### Dataset entries
————
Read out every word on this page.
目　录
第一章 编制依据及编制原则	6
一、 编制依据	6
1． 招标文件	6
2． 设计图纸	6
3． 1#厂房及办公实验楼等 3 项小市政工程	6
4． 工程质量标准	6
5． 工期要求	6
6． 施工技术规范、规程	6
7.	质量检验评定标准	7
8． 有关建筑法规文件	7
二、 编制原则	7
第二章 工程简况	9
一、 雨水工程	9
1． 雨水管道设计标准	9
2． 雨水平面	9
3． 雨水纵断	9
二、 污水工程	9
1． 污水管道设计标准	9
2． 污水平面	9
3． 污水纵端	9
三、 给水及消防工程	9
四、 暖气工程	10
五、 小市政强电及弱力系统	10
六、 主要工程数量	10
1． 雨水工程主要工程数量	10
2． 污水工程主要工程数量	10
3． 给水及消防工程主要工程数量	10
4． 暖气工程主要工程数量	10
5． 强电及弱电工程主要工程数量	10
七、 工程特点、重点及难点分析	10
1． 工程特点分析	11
————
### Task objective
Exact output of every entry is required.

### Finished exercise
Read out every word on this page.
目　录
第一章 编制依据及编制原则	6
一、 编制依据	6
1． 招标文件	6
2． 设计图纸	6
3． 1#厂房及办公实验楼等 3 项小市政工程	6
4． 工程质量标准	6
5． 工期要求	6
6． 施工技术规范、规程	6
7.	质量检验评定标准	7
8． 有关建筑法规文件	7
二、 编制原则	7
第二章 工程简况	9
一、 雨水工程	9
1． 雨水管道设计标准	9
2． 雨水平面	9
3． 雨水纵断	9
二、 污水工程	9
1． 污水管道设计标准	9
2． 污水平面	9
3． 污水纵端	9
三、 给水及消防工程	9
四、 暖气工程	10
五、 小市政强电及弱力系统	10
六、 主要工程数量	10
1． 雨水工程主要工程数量	10
2． 污水工程主要工程数量	10
3． 给水及消防工程主要工程数量	10
4． 暖气工程主要工程数量	10
5． 强电及弱电工程主要工程数量	10
七、 工程特点、重点及难点分析	10
1． 工程特点分析	11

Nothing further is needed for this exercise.